TASK GOAL:
Below is a block of records; repeat each one exactly.

>> begin

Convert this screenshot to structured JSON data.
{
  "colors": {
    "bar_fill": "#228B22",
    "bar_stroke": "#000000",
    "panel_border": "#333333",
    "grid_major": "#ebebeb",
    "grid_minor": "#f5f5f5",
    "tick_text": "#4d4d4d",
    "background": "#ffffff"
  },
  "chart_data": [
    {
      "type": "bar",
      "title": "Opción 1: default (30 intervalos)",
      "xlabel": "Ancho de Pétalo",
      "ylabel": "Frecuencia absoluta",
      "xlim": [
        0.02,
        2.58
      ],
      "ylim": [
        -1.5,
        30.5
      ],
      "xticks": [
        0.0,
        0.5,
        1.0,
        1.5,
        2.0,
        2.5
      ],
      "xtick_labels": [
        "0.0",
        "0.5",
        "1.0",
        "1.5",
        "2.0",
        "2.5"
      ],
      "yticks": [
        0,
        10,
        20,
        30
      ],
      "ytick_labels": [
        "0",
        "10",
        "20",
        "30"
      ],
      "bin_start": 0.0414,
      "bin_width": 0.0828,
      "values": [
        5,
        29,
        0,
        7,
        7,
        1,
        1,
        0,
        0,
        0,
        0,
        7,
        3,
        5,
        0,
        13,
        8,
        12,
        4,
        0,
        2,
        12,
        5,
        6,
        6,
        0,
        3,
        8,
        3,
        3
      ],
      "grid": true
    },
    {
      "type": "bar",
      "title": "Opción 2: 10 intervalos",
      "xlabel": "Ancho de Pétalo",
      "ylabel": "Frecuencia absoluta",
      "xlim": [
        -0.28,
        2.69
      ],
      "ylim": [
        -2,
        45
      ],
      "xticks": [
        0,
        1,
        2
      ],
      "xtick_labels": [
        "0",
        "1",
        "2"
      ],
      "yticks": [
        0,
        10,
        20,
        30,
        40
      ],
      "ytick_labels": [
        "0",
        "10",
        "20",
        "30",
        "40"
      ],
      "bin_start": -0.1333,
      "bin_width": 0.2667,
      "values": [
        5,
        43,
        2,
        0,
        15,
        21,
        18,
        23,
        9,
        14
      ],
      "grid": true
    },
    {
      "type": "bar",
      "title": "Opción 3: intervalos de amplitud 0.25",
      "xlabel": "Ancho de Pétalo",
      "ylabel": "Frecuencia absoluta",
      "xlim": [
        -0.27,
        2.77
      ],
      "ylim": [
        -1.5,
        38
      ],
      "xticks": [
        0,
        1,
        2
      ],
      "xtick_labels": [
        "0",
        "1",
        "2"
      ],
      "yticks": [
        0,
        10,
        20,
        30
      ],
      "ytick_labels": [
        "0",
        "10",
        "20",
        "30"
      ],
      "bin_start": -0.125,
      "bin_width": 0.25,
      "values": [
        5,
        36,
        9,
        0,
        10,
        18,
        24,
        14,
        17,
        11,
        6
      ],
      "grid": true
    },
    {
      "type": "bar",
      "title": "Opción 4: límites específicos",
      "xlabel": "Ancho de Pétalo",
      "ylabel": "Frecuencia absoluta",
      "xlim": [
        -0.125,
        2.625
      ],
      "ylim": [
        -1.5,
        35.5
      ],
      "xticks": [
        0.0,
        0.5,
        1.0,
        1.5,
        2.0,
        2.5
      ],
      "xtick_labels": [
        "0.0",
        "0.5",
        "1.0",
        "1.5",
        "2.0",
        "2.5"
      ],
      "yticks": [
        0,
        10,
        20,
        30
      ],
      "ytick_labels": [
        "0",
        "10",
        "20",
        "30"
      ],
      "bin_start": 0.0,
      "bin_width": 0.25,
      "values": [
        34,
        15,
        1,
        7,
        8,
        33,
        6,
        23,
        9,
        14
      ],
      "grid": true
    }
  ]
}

>> end

RESULT OF THE TASK:
Convert this screenshot to structured JSON data.
{
  "colors": {
    "bar_fill": "#228B22",
    "bar_stroke": "#000000",
    "panel_border": "#333333",
    "grid_major": "#ebebeb",
    "grid_minor": "#f5f5f5",
    "tick_text": "#4d4d4d",
    "background": "#ffffff"
  },
  "chart_data": [
    {
      "type": "bar",
      "title": "Opción 1: default (30 intervalos)",
      "xlabel": "Ancho de Pétalo",
      "ylabel": "Frecuencia absoluta",
      "xlim": [
        0.02,
        2.58
      ],
      "ylim": [
        -1.5,
        30.5
      ],
      "xticks": [
        0.0,
        0.5,
        1.0,
        1.5,
        2.0,
        2.5
      ],
      "xtick_labels": [
        "0.0",
        "0.5",
        "1.0",
        "1.5",
        "2.0",
        "2.5"
      ],
      "yticks": [
        0,
        10,
        20,
        30
      ],
      "ytick_labels": [
        "0",
        "10",
        "20",
        "30"
      ],
      "bin_start": 0.0414,
      "bin_width": 0.0828,
      "values": [
        5,
        29,
        0,
        7,
        7,
        1,
        1,
        0,
        0,
        0,
        0,
        7,
        3,
        5,
        0,
        13,
        8,
        12,
        4,
        0,
        2,
        12,
        5,
        6,
        6,
        0,
        3,
        8,
        3,
        3
      ],
      "grid": true
    },
    {
      "type": "bar",
      "title": "Opción 2: 10 intervalos",
      "xlabel": "Ancho de Pétalo",
      "ylabel": "Frecuencia absoluta",
      "xlim": [
        -0.28,
        2.69
      ],
      "ylim": [
        -2,
        45
      ],
      "xticks": [
        0,
        1,
        2
      ],
      "xtick_labels": [
        "0",
        "1",
        "2"
      ],
      "yticks": [
        0,
        10,
        20,
        30,
        40
      ],
      "ytick_labels": [
        "0",
        "10",
        "20",
        "30",
        "40"
      ],
      "bin_start": -0.1333,
      "bin_width": 0.2667,
      "values": [
        5,
        43,
        2,
        0,
        15,
        21,
        18,
        23,
        9,
        14
      ],
      "grid": true
    },
    {
      "type": "bar",
      "title": "Opción 3: intervalos de amplitud 0.25",
      "xlabel": "Ancho de Pétalo",
      "ylabel": "Frecuencia absoluta",
      "xlim": [
        -0.27,
        2.77
      ],
      "ylim": [
        -1.5,
        38
      ],
      "xticks": [
        0,
        1,
        2
      ],
      "xtick_labels": [
        "0",
        "1",
        "2"
      ],
      "yticks": [
        0,
        10,
        20,
        30
      ],
      "ytick_labels": [
        "0",
        "10",
        "20",
        "30"
      ],
      "bin_start": -0.125,
      "bin_width": 0.25,
      "values": [
        5,
        36,
        9,
        0,
        10,
        18,
        24,
        14,
        17,
        11,
        6
      ],
      "grid": true
    },
    {
      "type": "bar",
      "title": "Opción 4: límites específicos",
      "xlabel": "Ancho de Pétalo",
      "ylabel": "Frecuencia absoluta",
      "xlim": [
        -0.125,
        2.625
      ],
      "ylim": [
        -1.5,
        35.5
      ],
      "xticks": [
        0.0,
        0.5,
        1.0,
        1.5,
        2.0,
        2.5
      ],
      "xtick_labels": [
        "0.0",
        "0.5",
        "1.0",
        "1.5",
        "2.0",
        "2.5"
      ],
      "yticks": [
        0,
        10,
        20,
        30
      ],
      "ytick_labels": [
        "0",
        "10",
        "20",
        "30"
      ],
      "bin_start": 0.0,
      "bin_width": 0.25,
      "values": [
        34,
        15,
        1,
        7,
        8,
        33,
        6,
        23,
        9,
        14
      ],
      "grid": true
    }
  ]
}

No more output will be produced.